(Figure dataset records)
◇ ◇ ◇ ◇ ◇ ◇ ◇
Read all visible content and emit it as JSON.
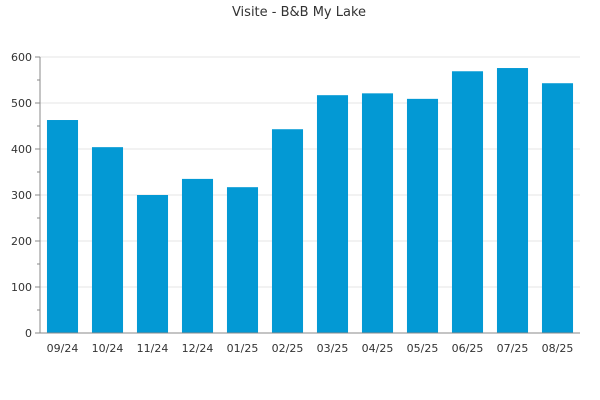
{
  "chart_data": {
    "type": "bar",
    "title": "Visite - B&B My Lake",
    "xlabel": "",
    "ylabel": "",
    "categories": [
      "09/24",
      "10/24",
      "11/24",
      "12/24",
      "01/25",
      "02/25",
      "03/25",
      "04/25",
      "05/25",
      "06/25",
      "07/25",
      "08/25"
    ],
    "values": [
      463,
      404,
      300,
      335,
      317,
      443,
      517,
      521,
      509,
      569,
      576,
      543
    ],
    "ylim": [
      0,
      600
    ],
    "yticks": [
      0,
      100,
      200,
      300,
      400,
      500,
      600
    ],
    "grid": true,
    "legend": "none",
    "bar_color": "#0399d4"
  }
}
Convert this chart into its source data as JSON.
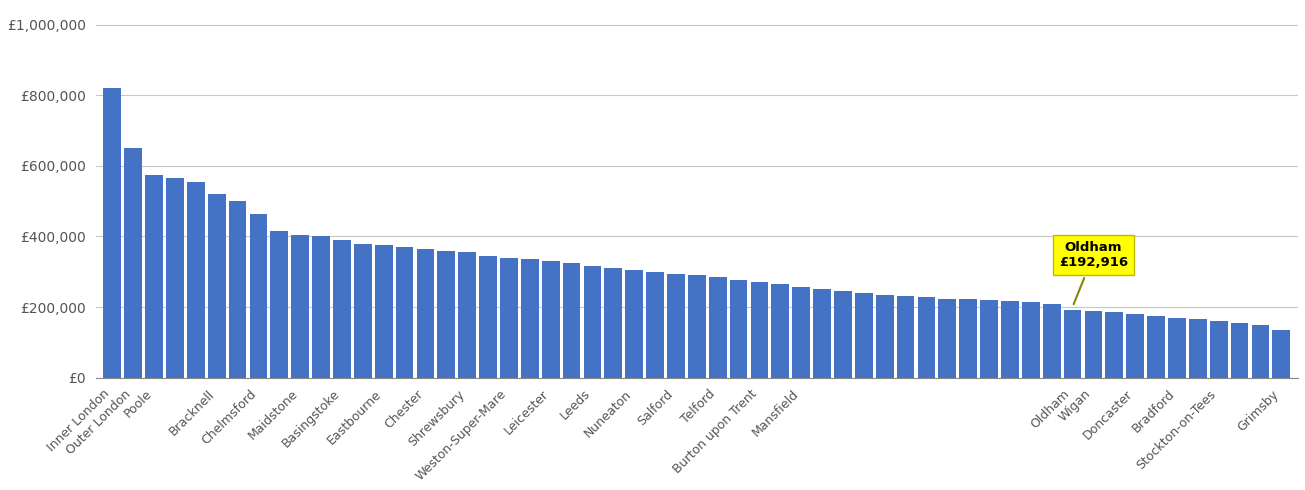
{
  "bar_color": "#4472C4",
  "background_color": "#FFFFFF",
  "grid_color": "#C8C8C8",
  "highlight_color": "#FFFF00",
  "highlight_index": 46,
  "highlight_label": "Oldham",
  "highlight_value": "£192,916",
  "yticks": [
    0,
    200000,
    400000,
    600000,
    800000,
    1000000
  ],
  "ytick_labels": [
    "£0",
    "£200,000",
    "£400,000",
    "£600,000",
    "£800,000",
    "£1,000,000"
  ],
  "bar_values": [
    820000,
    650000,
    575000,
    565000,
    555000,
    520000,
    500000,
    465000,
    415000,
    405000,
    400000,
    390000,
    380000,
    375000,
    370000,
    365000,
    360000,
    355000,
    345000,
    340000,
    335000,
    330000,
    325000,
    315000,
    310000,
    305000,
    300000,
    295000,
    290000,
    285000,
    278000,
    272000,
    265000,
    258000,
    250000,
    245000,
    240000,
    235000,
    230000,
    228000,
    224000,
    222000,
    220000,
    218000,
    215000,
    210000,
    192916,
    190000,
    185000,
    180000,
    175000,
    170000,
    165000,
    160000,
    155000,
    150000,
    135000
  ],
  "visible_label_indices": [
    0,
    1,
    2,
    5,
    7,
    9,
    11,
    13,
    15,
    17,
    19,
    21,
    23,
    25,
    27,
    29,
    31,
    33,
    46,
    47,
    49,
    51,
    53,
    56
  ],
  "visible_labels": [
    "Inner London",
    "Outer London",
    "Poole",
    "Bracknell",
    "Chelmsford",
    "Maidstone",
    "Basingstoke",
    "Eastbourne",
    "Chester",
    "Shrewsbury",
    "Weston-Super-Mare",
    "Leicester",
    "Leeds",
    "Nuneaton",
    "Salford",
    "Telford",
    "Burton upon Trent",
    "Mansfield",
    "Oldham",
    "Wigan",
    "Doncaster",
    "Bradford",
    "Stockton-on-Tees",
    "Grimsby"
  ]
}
◇ ◇ ◇ ◇ ◇ ◇ ◇
THE TASK: Reproduce every entry word for word, but omit the pictures.

COMPLETED EXERCISE:
Read all visible content and emit it as JSON.
{
  "chart_data": {
    "type": "bar",
    "title": "Visite - B&B My Lake",
    "xlabel": "",
    "ylabel": "",
    "categories": [
      "09/24",
      "10/24",
      "11/24",
      "12/24",
      "01/25",
      "02/25",
      "03/25",
      "04/25",
      "05/25",
      "06/25",
      "07/25",
      "08/25"
    ],
    "values": [
      463,
      404,
      300,
      335,
      317,
      443,
      517,
      521,
      509,
      569,
      576,
      543
    ],
    "ylim": [
      0,
      600
    ],
    "yticks": [
      0,
      100,
      200,
      300,
      400,
      500,
      600
    ],
    "grid": true,
    "legend": "none",
    "bar_color": "#0399d4"
  }
}
Convert this chart into its source data as JSON.
{
  "bar_color": "#4472C4",
  "background_color": "#FFFFFF",
  "grid_color": "#C8C8C8",
  "highlight_color": "#FFFF00",
  "highlight_index": 46,
  "highlight_label": "Oldham",
  "highlight_value": "£192,916",
  "yticks": [
    0,
    200000,
    400000,
    600000,
    800000,
    1000000
  ],
  "ytick_labels": [
    "£0",
    "£200,000",
    "£400,000",
    "£600,000",
    "£800,000",
    "£1,000,000"
  ],
  "bar_values": [
    820000,
    650000,
    575000,
    565000,
    555000,
    520000,
    500000,
    465000,
    415000,
    405000,
    400000,
    390000,
    380000,
    375000,
    370000,
    365000,
    360000,
    355000,
    345000,
    340000,
    335000,
    330000,
    325000,
    315000,
    310000,
    305000,
    300000,
    295000,
    290000,
    285000,
    278000,
    272000,
    265000,
    258000,
    250000,
    245000,
    240000,
    235000,
    230000,
    228000,
    224000,
    222000,
    220000,
    218000,
    215000,
    210000,
    192916,
    190000,
    185000,
    180000,
    175000,
    170000,
    165000,
    160000,
    155000,
    150000,
    135000
  ],
  "visible_label_indices": [
    0,
    1,
    2,
    5,
    7,
    9,
    11,
    13,
    15,
    17,
    19,
    21,
    23,
    25,
    27,
    29,
    31,
    33,
    46,
    47,
    49,
    51,
    53,
    56
  ],
  "visible_labels": [
    "Inner London",
    "Outer London",
    "Poole",
    "Bracknell",
    "Chelmsford",
    "Maidstone",
    "Basingstoke",
    "Eastbourne",
    "Chester",
    "Shrewsbury",
    "Weston-Super-Mare",
    "Leicester",
    "Leeds",
    "Nuneaton",
    "Salford",
    "Telford",
    "Burton upon Trent",
    "Mansfield",
    "Oldham",
    "Wigan",
    "Doncaster",
    "Bradford",
    "Stockton-on-Tees",
    "Grimsby"
  ]
}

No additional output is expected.